But at the eleventh level it goes wrong. Odyssey is too long. It isn’t that it’s too challenging – but that it requires more concentration and a much longer stretch without error than any other level in the game up to that point. The joy of Runner is about mastering the patterns in each level, fine tuning to the point where you can not only play the piece note-perfect, but add your own elements on top: a trill here, a crescendo there, an extra jump to get the last gold for a perfect run. Odyssey does not give you chance to master the later patterns, because they are two minutes’ hard concentration away from where you start out. It is too long. It’s been an insurmountable barrier to my playing further: I can see the elegance, the joy in the early levels, but that one defeats me. It’s not worth the effort it takes to surpass.
On your side
Bit.Trip presents… Runner 2: Future Legend of Rhythm Alien, henceforth referred to as BTp.R2FLoRA, expands on the first game and fixes the faults that make Odyssey such an iron bar on the train tracks. I picked it up in the Steam sale expecting to find it a flawed but interesting play – as I do most of the other Bit.Trip games – but instead I find myself turning to it frequently in spare moments, being sucked in to play dozens of levels, hours at a time.
As with Guitar Hero and Rock Band, music is both the purpose and the punishment for the Runner games. Failure – falling to your death, or crashing into an obstacle – makes the music stop playing. In the first game, these failures reset you right back to the start of the level, collapsing the musical landscape back to a very simple, straightforward beat. But the second offers checkpoints – in its own version of Odyssey, multiple checkpoints. As the difficulty ramps up in later levels they’re not generous, and every checkpoint is skippable if you want a harder challenge. But their presence is crucial – they turn an experience of severe frustration into one where you are certain if you just try it again, one more time, you’re sure you can do it right this time. Unlike Runner, BTp.R2FLoRA is on your side.
Dazzling leaps
This time all three difficulty levels are worth playing, because all three have gold to collect. You can play on Quite Easy to pick up collectibles and learn the level structure, then switch through Just Right to Rather Hard for a proper, teeth-grinding challenge. All three play differently – Easy is a thrilling, speedy rush of music, rarely interrupted, while Hard can be determinedly repetitive, a slow push to get a little further each time. After a Hard level, playing on a lower difficulty feels like drinking a cold glass of lemonade on a hot day: refreshing, dazzling, thrilling.
Even within levels the pacing is elegant. Tricky series of jumps and slides that must be timed to perfection and embellished for a perfect score are followed by dazzling leaps in which gold is handed to you by virtue of your trajectory. Moments where you lean forward, snapping buttons in perfect time and deep concentration, are tempered by these sudden, exuberant periods where you have nothing to do but luxuriate in your achievement. You leap joyfully across the screen, which glitters and gleams and rewards you with visual extravagance as you relax for all of about three seconds. These moments are water breaks, waypoints in your race. They are a substantial part of the game’s excellence.

Stated exercise A: Could you print, unchanged, the lines of the listing from its first line through the line containing "- y-tick-label: 27: [59, 171, 78, 189]", including that line?

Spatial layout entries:
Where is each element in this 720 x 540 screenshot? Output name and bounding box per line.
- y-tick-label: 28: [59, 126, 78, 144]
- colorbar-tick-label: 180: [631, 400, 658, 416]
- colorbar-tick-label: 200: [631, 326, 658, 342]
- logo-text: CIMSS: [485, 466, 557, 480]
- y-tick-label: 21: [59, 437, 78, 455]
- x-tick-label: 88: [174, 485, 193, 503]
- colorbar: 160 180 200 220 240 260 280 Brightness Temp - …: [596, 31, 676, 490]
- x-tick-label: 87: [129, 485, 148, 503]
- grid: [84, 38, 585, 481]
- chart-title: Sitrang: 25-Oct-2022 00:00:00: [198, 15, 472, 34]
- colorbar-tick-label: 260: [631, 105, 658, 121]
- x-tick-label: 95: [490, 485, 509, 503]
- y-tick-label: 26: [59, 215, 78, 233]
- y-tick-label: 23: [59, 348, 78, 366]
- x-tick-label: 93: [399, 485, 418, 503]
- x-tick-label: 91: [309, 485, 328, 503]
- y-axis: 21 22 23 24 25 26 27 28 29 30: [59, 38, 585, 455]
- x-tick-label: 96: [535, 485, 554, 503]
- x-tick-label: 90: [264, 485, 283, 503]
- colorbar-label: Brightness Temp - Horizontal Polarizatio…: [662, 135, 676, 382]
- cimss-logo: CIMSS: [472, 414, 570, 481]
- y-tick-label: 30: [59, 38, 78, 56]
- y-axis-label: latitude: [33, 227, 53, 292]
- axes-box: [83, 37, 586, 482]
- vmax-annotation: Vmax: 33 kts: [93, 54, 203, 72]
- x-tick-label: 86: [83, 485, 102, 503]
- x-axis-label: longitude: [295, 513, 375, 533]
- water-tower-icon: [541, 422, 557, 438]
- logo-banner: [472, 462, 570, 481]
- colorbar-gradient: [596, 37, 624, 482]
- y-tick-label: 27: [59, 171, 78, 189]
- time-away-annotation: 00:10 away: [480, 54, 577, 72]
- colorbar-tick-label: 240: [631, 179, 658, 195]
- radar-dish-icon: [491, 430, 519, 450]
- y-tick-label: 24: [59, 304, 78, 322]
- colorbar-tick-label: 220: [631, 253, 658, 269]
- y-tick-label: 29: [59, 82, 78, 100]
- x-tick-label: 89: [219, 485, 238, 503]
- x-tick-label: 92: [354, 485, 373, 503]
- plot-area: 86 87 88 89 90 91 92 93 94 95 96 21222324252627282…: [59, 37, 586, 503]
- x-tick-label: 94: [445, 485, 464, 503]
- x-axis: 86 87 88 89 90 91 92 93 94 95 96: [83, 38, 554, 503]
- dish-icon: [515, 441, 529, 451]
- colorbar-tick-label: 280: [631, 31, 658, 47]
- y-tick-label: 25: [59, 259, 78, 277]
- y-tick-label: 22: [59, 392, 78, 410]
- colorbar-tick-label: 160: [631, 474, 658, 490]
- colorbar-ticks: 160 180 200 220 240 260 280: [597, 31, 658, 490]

Stated exercise B: Would you output, word for word, the passage of the game review that opens with the words "Even within levels" and closes with "the game’s excellence."?

Exercise result A:
Where is each element in this 720 x 540 screenshot? Output name and bounding box per line.
- y-tick-label: 28: [59, 126, 78, 144]
- colorbar-tick-label: 180: [631, 400, 658, 416]
- colorbar-tick-label: 200: [631, 326, 658, 342]
- logo-text: CIMSS: [485, 466, 557, 480]
- y-tick-label: 21: [59, 437, 78, 455]
- x-tick-label: 88: [174, 485, 193, 503]
- colorbar: 160 180 200 220 240 260 280 Brightness Temp - …: [596, 31, 676, 490]
- x-tick-label: 87: [129, 485, 148, 503]
- grid: [84, 38, 585, 481]
- chart-title: Sitrang: 25-Oct-2022 00:00:00: [198, 15, 472, 34]
- colorbar-tick-label: 260: [631, 105, 658, 121]
- x-tick-label: 95: [490, 485, 509, 503]
- y-tick-label: 26: [59, 215, 78, 233]
- y-tick-label: 23: [59, 348, 78, 366]
- x-tick-label: 93: [399, 485, 418, 503]
- x-tick-label: 91: [309, 485, 328, 503]
- y-axis: 21 22 23 24 25 26 27 28 29 30: [59, 38, 585, 455]
- x-tick-label: 96: [535, 485, 554, 503]
- x-tick-label: 90: [264, 485, 283, 503]
- colorbar-label: Brightness Temp - Horizontal Polarizatio…: [662, 135, 676, 382]
- cimss-logo: CIMSS: [472, 414, 570, 481]
- y-tick-label: 30: [59, 38, 78, 56]
- y-axis-label: latitude: [33, 227, 53, 292]
- axes-box: [83, 37, 586, 482]
- vmax-annotation: Vmax: 33 kts: [93, 54, 203, 72]
- x-tick-label: 86: [83, 485, 102, 503]
- x-axis-label: longitude: [295, 513, 375, 533]
- water-tower-icon: [541, 422, 557, 438]
- logo-banner: [472, 462, 570, 481]
- colorbar-gradient: [596, 37, 624, 482]
- y-tick-label: 27: [59, 171, 78, 189]

Exercise result B:
Even within levels the pacing is elegant. Tricky series of jumps and slides that must be timed to perfection and embellished for a perfect score are followed by dazzling leaps in which gold is handed to you by virtue of your trajectory. Moments where you lean forward, snapping buttons in perfect time and deep concentration, are tempered by these sudden, exuberant periods where you have nothing to do but luxuriate in your achievement. You leap joyfully across the screen, which glitters and gleams and rewards you with visual extravagance as you relax for all of about three seconds. These moments are water breaks, waypoints in your race. They are a substantial part of the game’s excellence.